EXERCISE REQUIREMENTS:
Write out the records that appear below, verbatim and complete, but without pictures.

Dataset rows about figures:
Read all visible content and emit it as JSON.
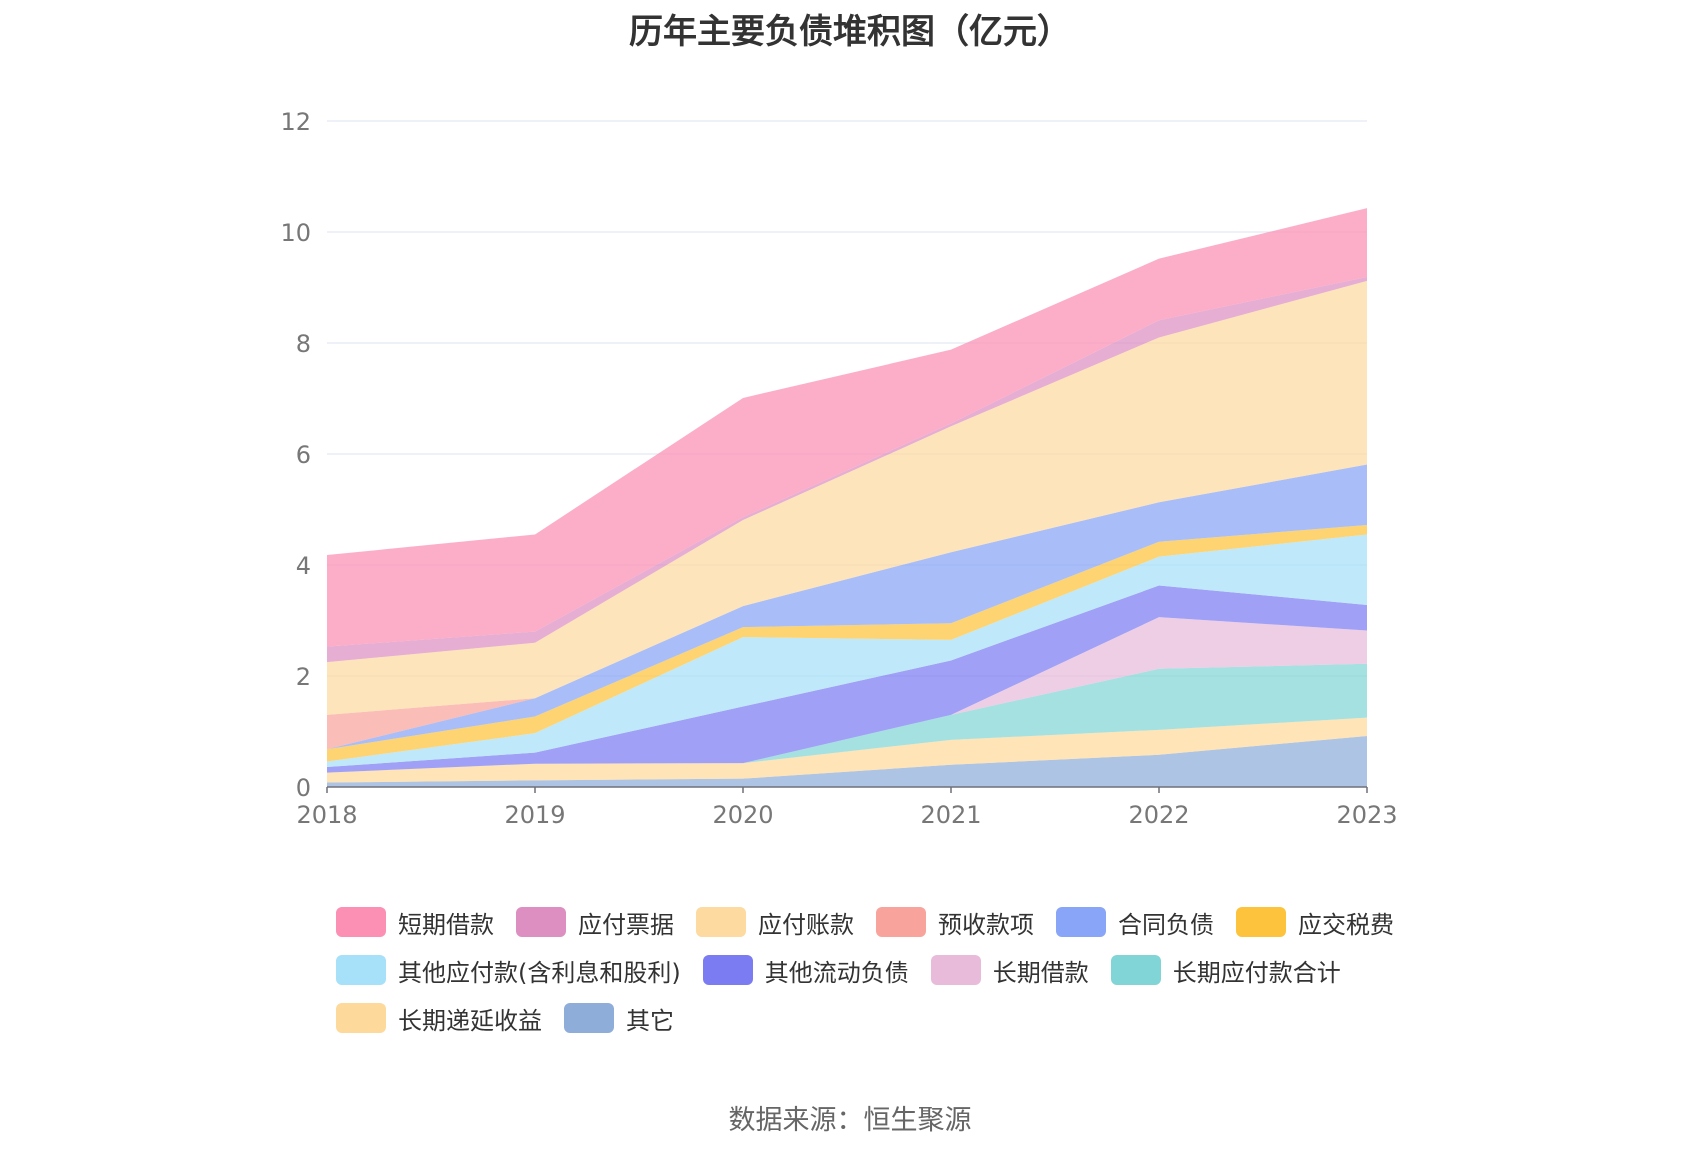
{
  "chart_data": {
    "type": "area",
    "stacked": true,
    "title": "历年主要负债堆积图（亿元）",
    "x": [
      "2018",
      "2019",
      "2020",
      "2021",
      "2022",
      "2023"
    ],
    "ylim": [
      0,
      12
    ],
    "yticks": [
      "0",
      "2",
      "4",
      "6",
      "8",
      "10",
      "12"
    ],
    "grid": true,
    "legend_position": "bottom",
    "series": [
      {
        "name": "其它",
        "color": "#8fadd9",
        "values": [
          0.08,
          0.12,
          0.15,
          0.4,
          0.58,
          0.92
        ]
      },
      {
        "name": "长期递延收益",
        "color": "#fdd99b",
        "values": [
          0.18,
          0.3,
          0.28,
          0.45,
          0.45,
          0.33
        ]
      },
      {
        "name": "长期应付款合计",
        "color": "#82d5d6",
        "values": [
          0,
          0,
          0,
          0.45,
          1.1,
          0.97
        ]
      },
      {
        "name": "长期借款",
        "color": "#e8bbdb",
        "values": [
          0,
          0,
          0,
          0,
          0.93,
          0.6
        ]
      },
      {
        "name": "其他流动负债",
        "color": "#7b7bf2",
        "values": [
          0.1,
          0.2,
          1.02,
          0.98,
          0.57,
          0.46
        ]
      },
      {
        "name": "其他应付款(含利息和股利)",
        "color": "#a6e0f9",
        "values": [
          0.1,
          0.35,
          1.25,
          0.37,
          0.52,
          1.27
        ]
      },
      {
        "name": "应交税费",
        "color": "#fdc33c",
        "values": [
          0.22,
          0.3,
          0.18,
          0.3,
          0.27,
          0.17
        ]
      },
      {
        "name": "合同负债",
        "color": "#88a5f7",
        "values": [
          0,
          0.33,
          0.38,
          1.28,
          0.71,
          1.09
        ]
      },
      {
        "name": "预收款项",
        "color": "#f8a39b",
        "values": [
          0.62,
          0,
          0,
          0,
          0,
          0
        ]
      },
      {
        "name": "应付账款",
        "color": "#fddaa0",
        "values": [
          0.95,
          1.0,
          1.55,
          2.27,
          2.97,
          3.31
        ]
      },
      {
        "name": "应付票据",
        "color": "#dc8fc0",
        "values": [
          0.28,
          0.2,
          0.05,
          0.05,
          0.31,
          0.07
        ]
      },
      {
        "name": "短期借款",
        "color": "#fb8fb4",
        "values": [
          1.65,
          1.75,
          2.15,
          1.33,
          1.11,
          1.24
        ]
      }
    ]
  },
  "legend_rows": [
    [
      {
        "label": "短期借款",
        "color": "#fb8fb4"
      },
      {
        "label": "应付票据",
        "color": "#dc8fc0"
      },
      {
        "label": "应付账款",
        "color": "#fddaa0"
      },
      {
        "label": "预收款项",
        "color": "#f8a39b"
      },
      {
        "label": "合同负债",
        "color": "#88a5f7"
      },
      {
        "label": "应交税费",
        "color": "#fdc33c"
      }
    ],
    [
      {
        "label": "其他应付款(含利息和股利)",
        "color": "#a6e0f9"
      },
      {
        "label": "其他流动负债",
        "color": "#7b7bf2"
      },
      {
        "label": "长期借款",
        "color": "#e8bbdb"
      },
      {
        "label": "长期应付款合计",
        "color": "#82d5d6"
      }
    ],
    [
      {
        "label": "长期递延收益",
        "color": "#fdd99b"
      },
      {
        "label": "其它",
        "color": "#8fadd9"
      }
    ]
  ],
  "source": "数据来源：恒生聚源"
}
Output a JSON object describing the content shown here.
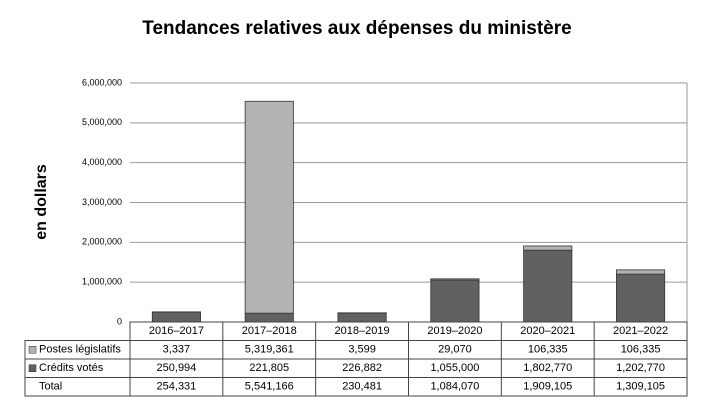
{
  "chart_data": {
    "type": "stacked-bar",
    "title": "Tendances relatives aux dépenses du ministère",
    "y_label": "en dollars",
    "categories": [
      "2016–2017",
      "2017–2018",
      "2018–2019",
      "2019–2020",
      "2020–2021",
      "2021–2022"
    ],
    "series": [
      {
        "name": "Postes législatifs",
        "color": "#b3b3b3",
        "values": [
          3337,
          5319361,
          3599,
          29070,
          106335,
          106335
        ],
        "value_labels": [
          "3,337",
          "5,319,361",
          "3,599",
          "29,070",
          "106,335",
          "106,335"
        ]
      },
      {
        "name": "Crédits votés",
        "color": "#616161",
        "values": [
          250994,
          221805,
          226882,
          1055000,
          1802770,
          1202770
        ],
        "value_labels": [
          "250,994",
          "221,805",
          "226,882",
          "1,055,000",
          "1,802,770",
          "1,202,770"
        ]
      }
    ],
    "total_name": "Total",
    "totals": [
      254331,
      5541166,
      230481,
      1084070,
      1909105,
      1309105
    ],
    "totals_labels": [
      "254,331",
      "5,541,166",
      "230,481",
      "1,084,070",
      "1,909,105",
      "1,309,105"
    ],
    "ylim": [
      0,
      6000000
    ],
    "yticks": [
      0,
      {
        "value": 1000000,
        "label": "1,000,000"
      },
      {
        "value": 2000000,
        "label": "2,000,000"
      },
      {
        "value": 3000000,
        "label": "3,000,000"
      },
      {
        "value": 4000000,
        "label": "4,000,000"
      },
      {
        "value": 5000000,
        "label": "5,000,000"
      },
      {
        "value": 6000000,
        "label": "6,000,000"
      }
    ],
    "grid": true
  }
}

REPLY:
Read all visible content and emit it as JSON.
{
  "chart_data": {
    "type": "area",
    "stacked": true,
    "title": "历年主要负债堆积图（亿元）",
    "x": [
      "2018",
      "2019",
      "2020",
      "2021",
      "2022",
      "2023"
    ],
    "ylim": [
      0,
      12
    ],
    "yticks": [
      "0",
      "2",
      "4",
      "6",
      "8",
      "10",
      "12"
    ],
    "grid": true,
    "legend_position": "bottom",
    "series": [
      {
        "name": "其它",
        "color": "#8fadd9",
        "values": [
          0.08,
          0.12,
          0.15,
          0.4,
          0.58,
          0.92
        ]
      },
      {
        "name": "长期递延收益",
        "color": "#fdd99b",
        "values": [
          0.18,
          0.3,
          0.28,
          0.45,
          0.45,
          0.33
        ]
      },
      {
        "name": "长期应付款合计",
        "color": "#82d5d6",
        "values": [
          0,
          0,
          0,
          0.45,
          1.1,
          0.97
        ]
      },
      {
        "name": "长期借款",
        "color": "#e8bbdb",
        "values": [
          0,
          0,
          0,
          0,
          0.93,
          0.6
        ]
      },
      {
        "name": "其他流动负债",
        "color": "#7b7bf2",
        "values": [
          0.1,
          0.2,
          1.02,
          0.98,
          0.57,
          0.46
        ]
      },
      {
        "name": "其他应付款(含利息和股利)",
        "color": "#a6e0f9",
        "values": [
          0.1,
          0.35,
          1.25,
          0.37,
          0.52,
          1.27
        ]
      },
      {
        "name": "应交税费",
        "color": "#fdc33c",
        "values": [
          0.22,
          0.3,
          0.18,
          0.3,
          0.27,
          0.17
        ]
      },
      {
        "name": "合同负债",
        "color": "#88a5f7",
        "values": [
          0,
          0.33,
          0.38,
          1.28,
          0.71,
          1.09
        ]
      },
      {
        "name": "预收款项",
        "color": "#f8a39b",
        "values": [
          0.62,
          0,
          0,
          0,
          0,
          0
        ]
      },
      {
        "name": "应付账款",
        "color": "#fddaa0",
        "values": [
          0.95,
          1.0,
          1.55,
          2.27,
          2.97,
          3.31
        ]
      },
      {
        "name": "应付票据",
        "color": "#dc8fc0",
        "values": [
          0.28,
          0.2,
          0.05,
          0.05,
          0.31,
          0.07
        ]
      },
      {
        "name": "短期借款",
        "color": "#fb8fb4",
        "values": [
          1.65,
          1.75,
          2.15,
          1.33,
          1.11,
          1.24
        ]
      }
    ]
  },
  "legend_rows": [
    [
      {
        "label": "短期借款",
        "color": "#fb8fb4"
      },
      {
        "label": "应付票据",
        "color": "#dc8fc0"
      },
      {
        "label": "应付账款",
        "color": "#fddaa0"
      },
      {
        "label": "预收款项",
        "color": "#f8a39b"
      },
      {
        "label": "合同负债",
        "color": "#88a5f7"
      },
      {
        "label": "应交税费",
        "color": "#fdc33c"
      }
    ],
    [
      {
        "label": "其他应付款(含利息和股利)",
        "color": "#a6e0f9"
      },
      {
        "label": "其他流动负债",
        "color": "#7b7bf2"
      },
      {
        "label": "长期借款",
        "color": "#e8bbdb"
      },
      {
        "label": "长期应付款合计",
        "color": "#82d5d6"
      }
    ],
    [
      {
        "label": "长期递延收益",
        "color": "#fdd99b"
      },
      {
        "label": "其它",
        "color": "#8fadd9"
      }
    ]
  ],
  "source": "数据来源：恒生聚源"
}
Output a JSON object describing the content shown here.
{
  "chart_data": {
    "type": "stacked-bar",
    "title": "Tendances relatives aux dépenses du ministère",
    "y_label": "en dollars",
    "categories": [
      "2016–2017",
      "2017–2018",
      "2018–2019",
      "2019–2020",
      "2020–2021",
      "2021–2022"
    ],
    "series": [
      {
        "name": "Postes législatifs",
        "color": "#b3b3b3",
        "values": [
          3337,
          5319361,
          3599,
          29070,
          106335,
          106335
        ],
        "value_labels": [
          "3,337",
          "5,319,361",
          "3,599",
          "29,070",
          "106,335",
          "106,335"
        ]
      },
      {
        "name": "Crédits votés",
        "color": "#616161",
        "values": [
          250994,
          221805,
          226882,
          1055000,
          1802770,
          1202770
        ],
        "value_labels": [
          "250,994",
          "221,805",
          "226,882",
          "1,055,000",
          "1,802,770",
          "1,202,770"
        ]
      }
    ],
    "total_name": "Total",
    "totals": [
      254331,
      5541166,
      230481,
      1084070,
      1909105,
      1309105
    ],
    "totals_labels": [
      "254,331",
      "5,541,166",
      "230,481",
      "1,084,070",
      "1,909,105",
      "1,309,105"
    ],
    "ylim": [
      0,
      6000000
    ],
    "yticks": [
      0,
      {
        "value": 1000000,
        "label": "1,000,000"
      },
      {
        "value": 2000000,
        "label": "2,000,000"
      },
      {
        "value": 3000000,
        "label": "3,000,000"
      },
      {
        "value": 4000000,
        "label": "4,000,000"
      },
      {
        "value": 5000000,
        "label": "5,000,000"
      },
      {
        "value": 6000000,
        "label": "6,000,000"
      }
    ],
    "grid": true
  }
}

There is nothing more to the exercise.